_Aim_. State the number of lines in the material below that have "Hidden" in them, without any other text.

_Input records_.
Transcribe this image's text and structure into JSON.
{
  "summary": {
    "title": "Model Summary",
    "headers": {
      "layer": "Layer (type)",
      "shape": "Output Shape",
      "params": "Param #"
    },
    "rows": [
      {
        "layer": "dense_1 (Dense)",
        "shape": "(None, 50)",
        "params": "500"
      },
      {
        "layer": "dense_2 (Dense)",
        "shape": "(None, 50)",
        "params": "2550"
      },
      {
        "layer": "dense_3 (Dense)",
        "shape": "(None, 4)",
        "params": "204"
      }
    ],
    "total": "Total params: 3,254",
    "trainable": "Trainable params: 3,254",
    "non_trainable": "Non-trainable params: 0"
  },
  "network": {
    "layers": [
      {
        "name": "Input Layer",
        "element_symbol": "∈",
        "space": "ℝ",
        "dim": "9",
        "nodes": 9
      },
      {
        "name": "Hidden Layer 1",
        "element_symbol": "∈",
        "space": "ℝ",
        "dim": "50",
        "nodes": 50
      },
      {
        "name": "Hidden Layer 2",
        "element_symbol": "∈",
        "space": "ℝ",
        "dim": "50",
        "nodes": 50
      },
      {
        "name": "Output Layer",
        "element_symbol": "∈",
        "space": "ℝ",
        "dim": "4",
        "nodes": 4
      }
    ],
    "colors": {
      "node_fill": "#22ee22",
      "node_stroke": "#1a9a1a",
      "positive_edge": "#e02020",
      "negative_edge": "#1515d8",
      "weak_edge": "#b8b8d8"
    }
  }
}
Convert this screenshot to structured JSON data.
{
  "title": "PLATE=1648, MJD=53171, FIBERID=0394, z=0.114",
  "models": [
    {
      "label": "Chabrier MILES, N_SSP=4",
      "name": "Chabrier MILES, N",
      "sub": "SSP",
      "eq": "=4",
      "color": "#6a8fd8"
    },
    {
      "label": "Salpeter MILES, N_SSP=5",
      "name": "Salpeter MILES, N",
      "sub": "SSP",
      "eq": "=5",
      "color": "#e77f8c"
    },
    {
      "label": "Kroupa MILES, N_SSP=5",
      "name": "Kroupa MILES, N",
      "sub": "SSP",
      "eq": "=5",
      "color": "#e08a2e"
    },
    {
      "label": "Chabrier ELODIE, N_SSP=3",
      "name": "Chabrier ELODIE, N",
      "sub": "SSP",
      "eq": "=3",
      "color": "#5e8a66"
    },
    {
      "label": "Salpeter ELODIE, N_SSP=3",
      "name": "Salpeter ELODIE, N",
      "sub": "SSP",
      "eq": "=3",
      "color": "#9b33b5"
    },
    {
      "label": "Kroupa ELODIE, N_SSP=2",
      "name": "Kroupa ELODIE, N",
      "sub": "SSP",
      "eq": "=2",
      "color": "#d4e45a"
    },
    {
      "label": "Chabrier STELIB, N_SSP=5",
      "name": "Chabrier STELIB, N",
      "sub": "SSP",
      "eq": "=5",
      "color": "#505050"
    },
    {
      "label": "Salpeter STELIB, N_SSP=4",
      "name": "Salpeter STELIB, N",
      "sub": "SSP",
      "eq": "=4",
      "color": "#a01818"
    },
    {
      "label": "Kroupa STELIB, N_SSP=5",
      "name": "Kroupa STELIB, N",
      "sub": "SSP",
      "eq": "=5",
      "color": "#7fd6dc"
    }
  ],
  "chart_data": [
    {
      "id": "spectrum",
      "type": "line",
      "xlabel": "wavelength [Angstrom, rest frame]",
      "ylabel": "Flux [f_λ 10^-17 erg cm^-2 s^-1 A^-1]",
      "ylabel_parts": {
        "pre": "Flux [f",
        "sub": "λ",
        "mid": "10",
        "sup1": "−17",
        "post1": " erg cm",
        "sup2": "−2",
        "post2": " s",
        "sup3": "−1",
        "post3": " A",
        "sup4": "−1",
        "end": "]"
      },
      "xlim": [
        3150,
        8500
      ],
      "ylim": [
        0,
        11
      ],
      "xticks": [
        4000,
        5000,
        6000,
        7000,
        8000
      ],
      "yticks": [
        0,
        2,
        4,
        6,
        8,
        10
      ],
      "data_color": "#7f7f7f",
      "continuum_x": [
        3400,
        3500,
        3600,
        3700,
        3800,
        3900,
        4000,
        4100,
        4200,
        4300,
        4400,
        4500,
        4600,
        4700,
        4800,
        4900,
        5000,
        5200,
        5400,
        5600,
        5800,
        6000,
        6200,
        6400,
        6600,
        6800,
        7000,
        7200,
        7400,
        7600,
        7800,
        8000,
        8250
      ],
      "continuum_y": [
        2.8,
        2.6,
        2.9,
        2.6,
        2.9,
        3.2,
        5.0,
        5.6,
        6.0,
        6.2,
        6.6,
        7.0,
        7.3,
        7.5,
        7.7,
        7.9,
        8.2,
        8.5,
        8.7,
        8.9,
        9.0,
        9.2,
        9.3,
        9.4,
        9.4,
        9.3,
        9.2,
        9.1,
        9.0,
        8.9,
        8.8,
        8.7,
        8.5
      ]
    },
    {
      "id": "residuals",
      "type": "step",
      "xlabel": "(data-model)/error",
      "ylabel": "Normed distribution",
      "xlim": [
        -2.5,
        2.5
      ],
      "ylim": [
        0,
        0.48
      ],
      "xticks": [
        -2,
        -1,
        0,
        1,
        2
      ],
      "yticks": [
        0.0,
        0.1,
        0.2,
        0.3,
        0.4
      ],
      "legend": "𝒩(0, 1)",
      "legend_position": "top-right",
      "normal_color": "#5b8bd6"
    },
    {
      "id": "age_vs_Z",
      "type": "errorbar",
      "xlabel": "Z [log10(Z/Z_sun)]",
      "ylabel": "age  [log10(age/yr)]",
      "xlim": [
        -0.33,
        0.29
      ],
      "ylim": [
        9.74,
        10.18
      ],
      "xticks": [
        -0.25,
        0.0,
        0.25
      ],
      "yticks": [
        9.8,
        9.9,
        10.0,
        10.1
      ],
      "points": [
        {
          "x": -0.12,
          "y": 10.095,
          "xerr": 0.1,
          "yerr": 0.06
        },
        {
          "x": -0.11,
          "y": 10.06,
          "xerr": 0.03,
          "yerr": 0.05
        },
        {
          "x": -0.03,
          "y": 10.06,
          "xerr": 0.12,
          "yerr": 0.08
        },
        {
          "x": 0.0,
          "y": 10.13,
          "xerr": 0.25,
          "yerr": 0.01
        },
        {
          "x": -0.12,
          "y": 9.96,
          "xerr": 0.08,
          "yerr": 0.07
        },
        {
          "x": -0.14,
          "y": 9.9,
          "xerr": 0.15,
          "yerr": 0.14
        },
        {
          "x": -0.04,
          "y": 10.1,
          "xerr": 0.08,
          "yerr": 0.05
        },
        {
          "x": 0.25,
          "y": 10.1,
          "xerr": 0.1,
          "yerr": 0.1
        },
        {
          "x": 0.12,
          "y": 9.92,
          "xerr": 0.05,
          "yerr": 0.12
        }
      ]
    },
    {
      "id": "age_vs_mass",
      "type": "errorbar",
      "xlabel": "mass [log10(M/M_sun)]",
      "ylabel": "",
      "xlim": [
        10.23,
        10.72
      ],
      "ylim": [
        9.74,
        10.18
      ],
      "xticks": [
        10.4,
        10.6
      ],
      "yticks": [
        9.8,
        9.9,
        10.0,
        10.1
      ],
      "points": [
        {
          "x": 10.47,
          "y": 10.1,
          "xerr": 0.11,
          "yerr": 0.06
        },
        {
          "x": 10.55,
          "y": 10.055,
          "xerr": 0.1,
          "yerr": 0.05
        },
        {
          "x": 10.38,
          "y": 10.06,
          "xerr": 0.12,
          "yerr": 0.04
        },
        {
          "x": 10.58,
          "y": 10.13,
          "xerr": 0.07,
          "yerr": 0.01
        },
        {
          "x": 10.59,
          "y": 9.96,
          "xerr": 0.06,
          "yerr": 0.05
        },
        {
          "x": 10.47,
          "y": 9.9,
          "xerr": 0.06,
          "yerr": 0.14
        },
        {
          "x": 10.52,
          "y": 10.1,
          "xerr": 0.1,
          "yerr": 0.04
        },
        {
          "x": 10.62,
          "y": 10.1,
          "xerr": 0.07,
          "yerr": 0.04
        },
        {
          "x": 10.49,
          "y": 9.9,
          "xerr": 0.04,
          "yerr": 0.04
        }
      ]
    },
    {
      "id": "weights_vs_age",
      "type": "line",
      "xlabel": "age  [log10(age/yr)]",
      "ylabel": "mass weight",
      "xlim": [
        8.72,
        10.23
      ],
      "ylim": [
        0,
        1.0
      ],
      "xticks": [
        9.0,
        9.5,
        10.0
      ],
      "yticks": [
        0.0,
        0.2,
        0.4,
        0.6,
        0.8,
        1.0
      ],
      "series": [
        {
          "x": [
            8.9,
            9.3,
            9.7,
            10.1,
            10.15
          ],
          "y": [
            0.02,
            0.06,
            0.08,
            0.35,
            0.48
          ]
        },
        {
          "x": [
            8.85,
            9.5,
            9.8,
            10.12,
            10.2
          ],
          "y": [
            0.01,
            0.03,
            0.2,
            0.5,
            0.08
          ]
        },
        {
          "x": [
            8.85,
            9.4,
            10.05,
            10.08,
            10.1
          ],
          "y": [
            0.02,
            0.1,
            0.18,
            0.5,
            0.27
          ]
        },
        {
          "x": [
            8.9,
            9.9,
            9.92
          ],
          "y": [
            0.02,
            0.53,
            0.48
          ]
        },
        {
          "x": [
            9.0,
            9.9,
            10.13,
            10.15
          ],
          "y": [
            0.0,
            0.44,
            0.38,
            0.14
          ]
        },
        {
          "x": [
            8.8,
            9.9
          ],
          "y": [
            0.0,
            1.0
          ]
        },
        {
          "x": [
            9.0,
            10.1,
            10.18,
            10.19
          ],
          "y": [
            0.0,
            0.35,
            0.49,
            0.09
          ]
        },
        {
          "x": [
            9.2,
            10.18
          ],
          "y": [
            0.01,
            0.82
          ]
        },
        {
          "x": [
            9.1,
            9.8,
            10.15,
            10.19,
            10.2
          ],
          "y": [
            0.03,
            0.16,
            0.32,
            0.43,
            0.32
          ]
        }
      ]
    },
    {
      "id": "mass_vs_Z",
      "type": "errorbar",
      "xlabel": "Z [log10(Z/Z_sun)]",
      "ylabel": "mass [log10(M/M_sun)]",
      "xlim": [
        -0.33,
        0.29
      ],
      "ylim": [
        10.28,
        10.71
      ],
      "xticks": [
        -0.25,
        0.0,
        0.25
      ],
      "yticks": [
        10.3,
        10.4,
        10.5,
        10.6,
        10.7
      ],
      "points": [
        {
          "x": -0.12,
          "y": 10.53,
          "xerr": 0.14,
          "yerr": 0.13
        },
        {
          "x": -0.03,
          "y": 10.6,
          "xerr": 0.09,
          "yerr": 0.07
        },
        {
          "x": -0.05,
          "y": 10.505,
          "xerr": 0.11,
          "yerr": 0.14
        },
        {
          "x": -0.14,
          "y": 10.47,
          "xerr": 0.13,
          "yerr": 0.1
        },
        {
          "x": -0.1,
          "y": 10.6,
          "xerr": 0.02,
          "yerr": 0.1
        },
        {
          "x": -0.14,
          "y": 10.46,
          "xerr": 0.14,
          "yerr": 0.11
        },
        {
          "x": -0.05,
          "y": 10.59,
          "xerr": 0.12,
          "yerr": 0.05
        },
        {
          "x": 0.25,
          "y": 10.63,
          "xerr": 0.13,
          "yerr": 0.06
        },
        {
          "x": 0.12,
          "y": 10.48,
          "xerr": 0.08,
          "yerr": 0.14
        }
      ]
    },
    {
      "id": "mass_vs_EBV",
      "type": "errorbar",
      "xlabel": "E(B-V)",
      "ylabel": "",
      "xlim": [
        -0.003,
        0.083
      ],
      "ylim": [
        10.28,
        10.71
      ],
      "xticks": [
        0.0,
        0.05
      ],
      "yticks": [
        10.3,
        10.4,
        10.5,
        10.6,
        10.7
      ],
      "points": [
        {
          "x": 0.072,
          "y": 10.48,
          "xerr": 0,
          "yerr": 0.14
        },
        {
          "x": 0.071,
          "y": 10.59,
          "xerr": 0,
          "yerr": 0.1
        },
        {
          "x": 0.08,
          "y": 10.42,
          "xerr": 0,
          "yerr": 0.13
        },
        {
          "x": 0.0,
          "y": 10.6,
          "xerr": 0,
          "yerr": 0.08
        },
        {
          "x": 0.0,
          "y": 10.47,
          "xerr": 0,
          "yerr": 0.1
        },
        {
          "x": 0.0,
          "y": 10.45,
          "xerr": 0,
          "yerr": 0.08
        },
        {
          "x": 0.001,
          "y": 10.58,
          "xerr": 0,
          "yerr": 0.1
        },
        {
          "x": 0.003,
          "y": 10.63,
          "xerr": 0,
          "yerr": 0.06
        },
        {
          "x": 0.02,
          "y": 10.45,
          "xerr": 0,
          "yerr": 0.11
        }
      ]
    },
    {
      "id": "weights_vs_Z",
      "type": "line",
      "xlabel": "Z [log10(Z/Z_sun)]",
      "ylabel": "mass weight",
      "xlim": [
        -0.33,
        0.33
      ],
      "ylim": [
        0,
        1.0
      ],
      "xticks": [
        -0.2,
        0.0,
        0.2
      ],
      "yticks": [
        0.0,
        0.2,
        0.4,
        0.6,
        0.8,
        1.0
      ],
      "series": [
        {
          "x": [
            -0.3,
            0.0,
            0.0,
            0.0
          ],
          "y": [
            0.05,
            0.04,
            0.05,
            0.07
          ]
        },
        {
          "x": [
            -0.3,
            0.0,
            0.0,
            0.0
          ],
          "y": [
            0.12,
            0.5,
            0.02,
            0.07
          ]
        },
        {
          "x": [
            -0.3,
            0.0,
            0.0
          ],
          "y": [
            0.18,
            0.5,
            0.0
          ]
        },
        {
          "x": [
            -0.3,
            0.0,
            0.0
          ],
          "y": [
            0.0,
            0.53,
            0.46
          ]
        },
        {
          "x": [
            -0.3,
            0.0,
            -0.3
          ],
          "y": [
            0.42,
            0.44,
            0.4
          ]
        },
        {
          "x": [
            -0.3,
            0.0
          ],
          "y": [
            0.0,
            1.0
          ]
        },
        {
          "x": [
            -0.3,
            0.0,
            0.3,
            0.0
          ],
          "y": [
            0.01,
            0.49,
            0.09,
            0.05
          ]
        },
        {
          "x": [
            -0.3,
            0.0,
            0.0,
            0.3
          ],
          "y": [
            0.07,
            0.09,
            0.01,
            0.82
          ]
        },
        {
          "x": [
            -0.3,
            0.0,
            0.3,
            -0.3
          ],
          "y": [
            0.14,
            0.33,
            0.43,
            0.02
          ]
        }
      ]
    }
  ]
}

_Solution for this task_. 2